What this task involves >> Look through the records below, count the lines with the word "Microsoft", and reply with only the number.

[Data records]
::::::::::

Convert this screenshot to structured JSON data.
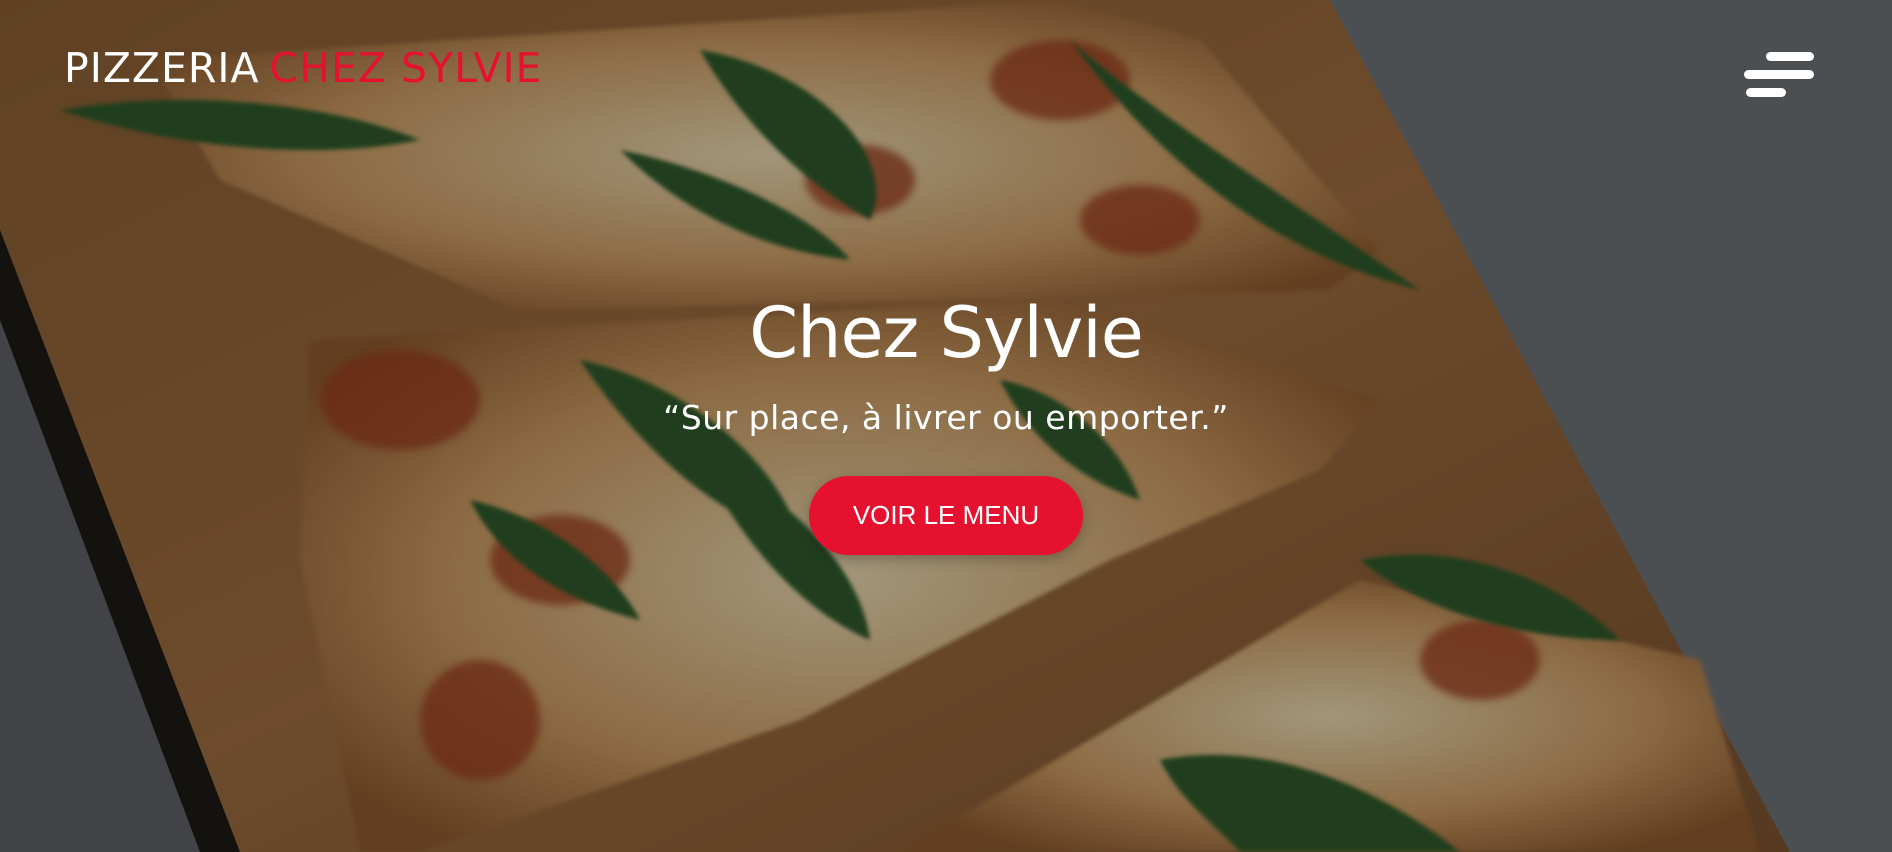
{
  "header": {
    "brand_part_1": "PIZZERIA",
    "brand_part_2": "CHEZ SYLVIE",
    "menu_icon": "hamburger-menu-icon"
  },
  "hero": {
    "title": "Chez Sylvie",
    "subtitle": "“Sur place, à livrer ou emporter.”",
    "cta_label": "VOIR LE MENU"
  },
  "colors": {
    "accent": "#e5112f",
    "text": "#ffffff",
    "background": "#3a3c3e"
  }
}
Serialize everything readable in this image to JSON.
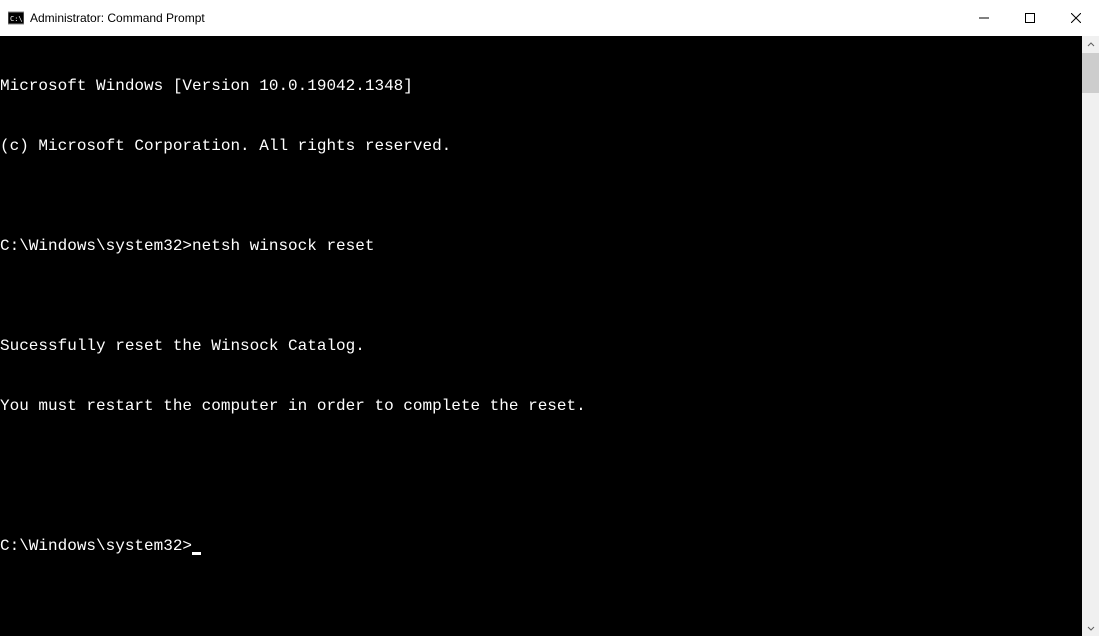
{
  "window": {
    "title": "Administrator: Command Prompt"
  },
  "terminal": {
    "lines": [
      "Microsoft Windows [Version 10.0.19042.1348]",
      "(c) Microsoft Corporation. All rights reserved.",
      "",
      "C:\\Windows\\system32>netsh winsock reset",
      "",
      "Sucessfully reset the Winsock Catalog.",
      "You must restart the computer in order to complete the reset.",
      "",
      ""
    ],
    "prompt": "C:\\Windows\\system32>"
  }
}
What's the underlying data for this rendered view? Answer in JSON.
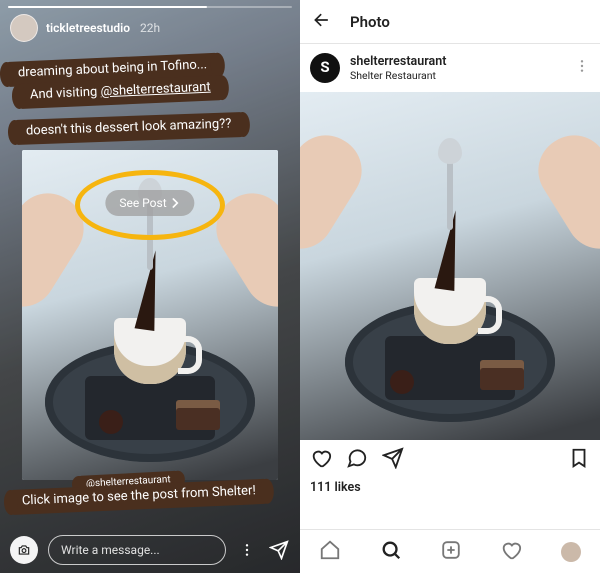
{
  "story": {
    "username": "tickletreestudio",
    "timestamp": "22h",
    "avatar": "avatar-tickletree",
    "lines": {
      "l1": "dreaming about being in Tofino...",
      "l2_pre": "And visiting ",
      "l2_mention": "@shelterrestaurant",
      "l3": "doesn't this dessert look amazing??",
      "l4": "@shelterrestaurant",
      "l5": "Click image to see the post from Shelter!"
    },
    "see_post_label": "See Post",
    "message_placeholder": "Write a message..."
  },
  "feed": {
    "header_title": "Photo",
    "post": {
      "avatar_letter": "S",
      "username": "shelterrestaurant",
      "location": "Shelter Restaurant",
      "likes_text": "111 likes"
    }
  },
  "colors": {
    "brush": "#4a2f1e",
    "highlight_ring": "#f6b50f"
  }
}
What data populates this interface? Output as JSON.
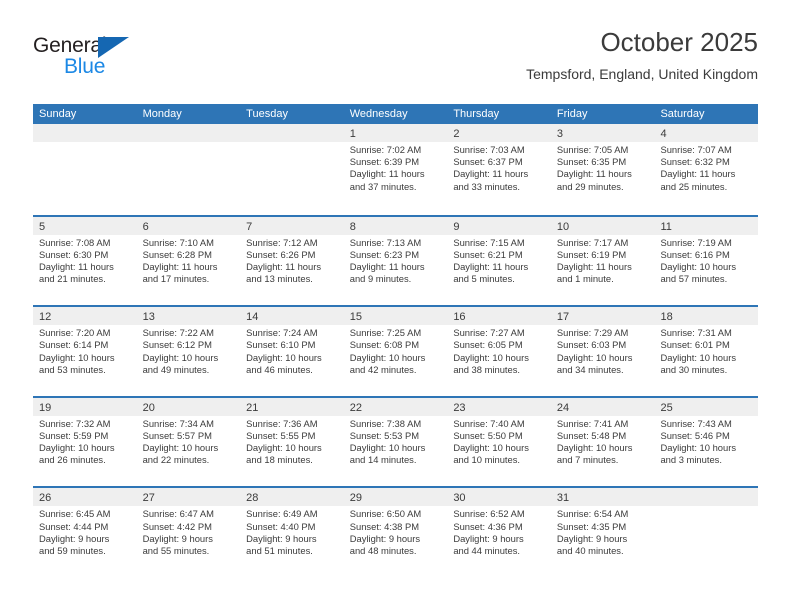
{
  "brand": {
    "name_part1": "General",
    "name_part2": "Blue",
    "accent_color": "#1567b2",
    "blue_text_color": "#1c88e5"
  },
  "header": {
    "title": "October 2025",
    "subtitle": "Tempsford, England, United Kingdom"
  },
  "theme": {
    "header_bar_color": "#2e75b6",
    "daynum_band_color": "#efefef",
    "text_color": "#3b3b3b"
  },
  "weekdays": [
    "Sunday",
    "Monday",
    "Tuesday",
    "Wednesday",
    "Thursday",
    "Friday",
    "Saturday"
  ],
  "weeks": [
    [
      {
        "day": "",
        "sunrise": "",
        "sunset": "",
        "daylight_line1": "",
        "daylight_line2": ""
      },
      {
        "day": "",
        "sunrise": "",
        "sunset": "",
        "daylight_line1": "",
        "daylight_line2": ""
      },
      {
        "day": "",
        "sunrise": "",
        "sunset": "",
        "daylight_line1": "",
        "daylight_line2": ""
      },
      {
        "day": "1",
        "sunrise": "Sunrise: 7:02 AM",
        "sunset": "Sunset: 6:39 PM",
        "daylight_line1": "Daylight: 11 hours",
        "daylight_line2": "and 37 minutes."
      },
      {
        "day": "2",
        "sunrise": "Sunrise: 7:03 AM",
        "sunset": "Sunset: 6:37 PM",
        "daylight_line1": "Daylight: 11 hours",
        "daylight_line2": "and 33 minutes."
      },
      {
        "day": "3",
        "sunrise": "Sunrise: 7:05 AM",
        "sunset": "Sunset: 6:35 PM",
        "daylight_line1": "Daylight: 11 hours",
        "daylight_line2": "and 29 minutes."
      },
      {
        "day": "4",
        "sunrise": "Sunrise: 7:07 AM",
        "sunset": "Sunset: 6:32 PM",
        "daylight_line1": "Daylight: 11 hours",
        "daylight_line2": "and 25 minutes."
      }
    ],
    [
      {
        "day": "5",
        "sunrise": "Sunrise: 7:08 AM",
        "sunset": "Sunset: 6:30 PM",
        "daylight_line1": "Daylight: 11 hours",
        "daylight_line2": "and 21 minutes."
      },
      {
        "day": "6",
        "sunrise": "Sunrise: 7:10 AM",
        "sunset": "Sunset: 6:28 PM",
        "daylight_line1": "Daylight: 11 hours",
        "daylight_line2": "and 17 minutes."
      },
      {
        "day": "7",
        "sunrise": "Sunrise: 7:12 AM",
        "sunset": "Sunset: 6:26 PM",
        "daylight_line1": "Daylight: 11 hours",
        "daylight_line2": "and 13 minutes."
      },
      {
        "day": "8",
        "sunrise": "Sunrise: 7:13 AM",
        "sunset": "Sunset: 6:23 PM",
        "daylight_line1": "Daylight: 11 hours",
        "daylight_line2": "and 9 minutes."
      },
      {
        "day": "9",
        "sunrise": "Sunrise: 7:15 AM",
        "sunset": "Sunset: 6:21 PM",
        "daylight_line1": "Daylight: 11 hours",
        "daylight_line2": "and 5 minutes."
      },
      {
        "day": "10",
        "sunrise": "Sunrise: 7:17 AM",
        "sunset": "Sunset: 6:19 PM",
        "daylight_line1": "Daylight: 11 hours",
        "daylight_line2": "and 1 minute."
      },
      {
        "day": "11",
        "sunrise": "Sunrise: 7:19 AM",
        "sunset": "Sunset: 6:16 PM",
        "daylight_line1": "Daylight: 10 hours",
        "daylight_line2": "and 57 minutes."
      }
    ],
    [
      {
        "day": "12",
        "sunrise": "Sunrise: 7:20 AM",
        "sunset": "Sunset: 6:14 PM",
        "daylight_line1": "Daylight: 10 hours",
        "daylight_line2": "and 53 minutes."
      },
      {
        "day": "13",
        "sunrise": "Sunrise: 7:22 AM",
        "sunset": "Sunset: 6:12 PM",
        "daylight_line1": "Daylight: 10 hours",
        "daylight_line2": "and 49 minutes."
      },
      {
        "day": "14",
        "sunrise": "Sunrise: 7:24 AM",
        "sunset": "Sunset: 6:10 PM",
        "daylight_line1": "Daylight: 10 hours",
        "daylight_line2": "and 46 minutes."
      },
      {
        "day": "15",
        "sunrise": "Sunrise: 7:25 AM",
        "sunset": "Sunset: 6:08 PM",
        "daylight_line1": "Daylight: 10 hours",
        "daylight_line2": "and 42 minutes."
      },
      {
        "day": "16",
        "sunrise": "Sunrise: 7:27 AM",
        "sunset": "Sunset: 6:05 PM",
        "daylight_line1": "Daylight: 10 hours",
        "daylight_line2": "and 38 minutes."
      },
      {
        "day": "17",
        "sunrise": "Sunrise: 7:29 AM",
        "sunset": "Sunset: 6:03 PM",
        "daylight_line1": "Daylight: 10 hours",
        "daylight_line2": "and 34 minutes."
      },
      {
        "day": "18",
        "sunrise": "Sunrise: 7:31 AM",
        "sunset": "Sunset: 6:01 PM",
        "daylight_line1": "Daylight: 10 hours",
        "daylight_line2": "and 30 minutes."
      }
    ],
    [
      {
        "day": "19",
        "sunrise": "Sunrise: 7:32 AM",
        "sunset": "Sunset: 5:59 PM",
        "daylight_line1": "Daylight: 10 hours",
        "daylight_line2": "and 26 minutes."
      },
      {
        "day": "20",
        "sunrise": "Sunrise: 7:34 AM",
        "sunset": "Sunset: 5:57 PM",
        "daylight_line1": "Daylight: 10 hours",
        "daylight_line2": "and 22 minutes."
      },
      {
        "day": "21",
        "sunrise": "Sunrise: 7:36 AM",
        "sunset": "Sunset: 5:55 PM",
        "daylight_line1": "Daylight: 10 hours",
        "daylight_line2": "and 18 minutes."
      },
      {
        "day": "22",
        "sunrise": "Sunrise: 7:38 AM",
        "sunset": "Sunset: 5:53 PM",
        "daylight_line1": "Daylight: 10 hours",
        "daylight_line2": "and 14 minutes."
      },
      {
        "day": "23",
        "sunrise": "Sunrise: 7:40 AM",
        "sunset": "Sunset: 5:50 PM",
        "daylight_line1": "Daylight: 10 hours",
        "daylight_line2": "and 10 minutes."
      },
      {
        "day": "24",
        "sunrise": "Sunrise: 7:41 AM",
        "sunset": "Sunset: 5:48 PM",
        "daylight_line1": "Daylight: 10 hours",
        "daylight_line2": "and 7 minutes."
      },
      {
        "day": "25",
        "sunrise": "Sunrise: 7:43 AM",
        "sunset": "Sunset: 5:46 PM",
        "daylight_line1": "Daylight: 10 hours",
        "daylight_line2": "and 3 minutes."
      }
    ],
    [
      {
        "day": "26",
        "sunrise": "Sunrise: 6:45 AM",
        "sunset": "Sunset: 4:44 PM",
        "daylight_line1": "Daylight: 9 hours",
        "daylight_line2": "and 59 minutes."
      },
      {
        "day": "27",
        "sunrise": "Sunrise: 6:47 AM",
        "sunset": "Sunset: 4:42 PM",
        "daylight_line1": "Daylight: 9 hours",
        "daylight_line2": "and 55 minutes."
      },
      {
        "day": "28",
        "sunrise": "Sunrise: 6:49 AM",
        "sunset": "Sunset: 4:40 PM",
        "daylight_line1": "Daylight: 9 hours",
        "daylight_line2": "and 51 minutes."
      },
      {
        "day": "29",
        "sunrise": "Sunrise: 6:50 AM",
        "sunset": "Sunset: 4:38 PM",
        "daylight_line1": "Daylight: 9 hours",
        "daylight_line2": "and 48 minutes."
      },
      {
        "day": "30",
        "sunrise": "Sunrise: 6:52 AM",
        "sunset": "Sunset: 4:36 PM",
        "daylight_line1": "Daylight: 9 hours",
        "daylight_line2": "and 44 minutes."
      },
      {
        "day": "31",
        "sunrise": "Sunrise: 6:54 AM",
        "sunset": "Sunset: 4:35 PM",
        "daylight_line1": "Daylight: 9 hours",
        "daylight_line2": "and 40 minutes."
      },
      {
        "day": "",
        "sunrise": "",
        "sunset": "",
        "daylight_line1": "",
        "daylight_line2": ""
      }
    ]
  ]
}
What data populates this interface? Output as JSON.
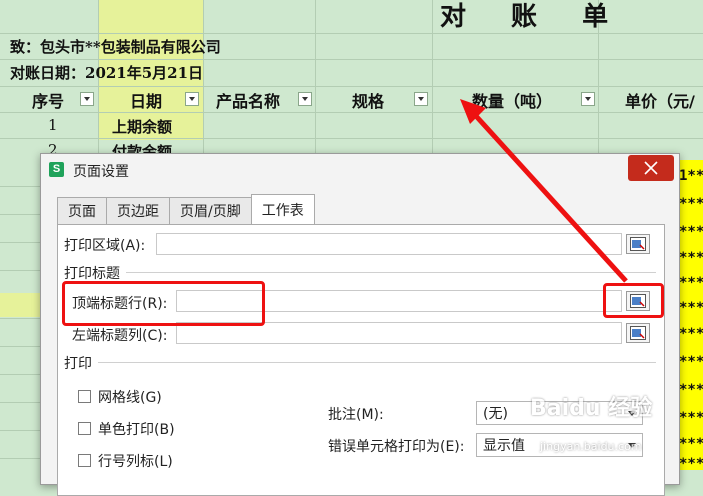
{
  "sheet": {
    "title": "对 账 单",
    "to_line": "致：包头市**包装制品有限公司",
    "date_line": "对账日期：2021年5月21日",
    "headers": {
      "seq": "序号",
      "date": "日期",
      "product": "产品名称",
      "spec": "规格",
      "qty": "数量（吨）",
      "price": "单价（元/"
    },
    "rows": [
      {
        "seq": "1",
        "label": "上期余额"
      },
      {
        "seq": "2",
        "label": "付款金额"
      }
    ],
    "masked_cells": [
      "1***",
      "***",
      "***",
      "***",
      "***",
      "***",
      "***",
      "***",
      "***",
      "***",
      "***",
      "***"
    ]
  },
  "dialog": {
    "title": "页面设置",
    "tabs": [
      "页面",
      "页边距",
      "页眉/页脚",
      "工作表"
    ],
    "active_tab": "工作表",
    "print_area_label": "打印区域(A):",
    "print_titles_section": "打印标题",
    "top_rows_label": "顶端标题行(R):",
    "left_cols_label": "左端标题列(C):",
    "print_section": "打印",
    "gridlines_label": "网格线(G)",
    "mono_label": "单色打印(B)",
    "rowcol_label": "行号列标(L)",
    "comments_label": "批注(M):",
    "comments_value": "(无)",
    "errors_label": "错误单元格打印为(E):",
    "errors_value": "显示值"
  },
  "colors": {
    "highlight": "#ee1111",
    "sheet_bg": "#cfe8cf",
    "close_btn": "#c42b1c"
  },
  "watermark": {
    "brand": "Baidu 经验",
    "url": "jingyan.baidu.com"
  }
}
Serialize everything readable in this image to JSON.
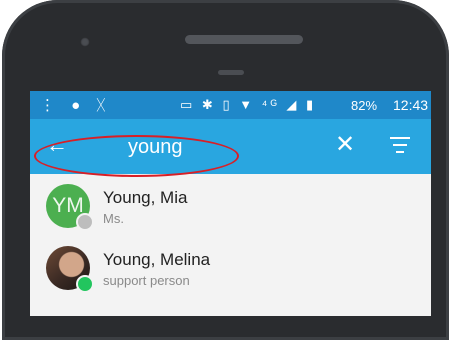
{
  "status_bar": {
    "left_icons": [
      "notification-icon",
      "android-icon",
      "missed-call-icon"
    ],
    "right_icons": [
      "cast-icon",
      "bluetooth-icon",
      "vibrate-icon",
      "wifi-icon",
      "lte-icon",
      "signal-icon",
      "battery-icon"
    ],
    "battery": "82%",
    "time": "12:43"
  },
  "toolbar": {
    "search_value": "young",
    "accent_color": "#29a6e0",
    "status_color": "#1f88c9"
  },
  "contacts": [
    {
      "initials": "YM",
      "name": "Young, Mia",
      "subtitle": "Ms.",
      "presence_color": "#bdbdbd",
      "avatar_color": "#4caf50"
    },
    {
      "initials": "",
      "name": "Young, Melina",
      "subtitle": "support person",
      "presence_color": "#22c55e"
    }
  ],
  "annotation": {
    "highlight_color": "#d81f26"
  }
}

::::::::::

Expected answer >> 2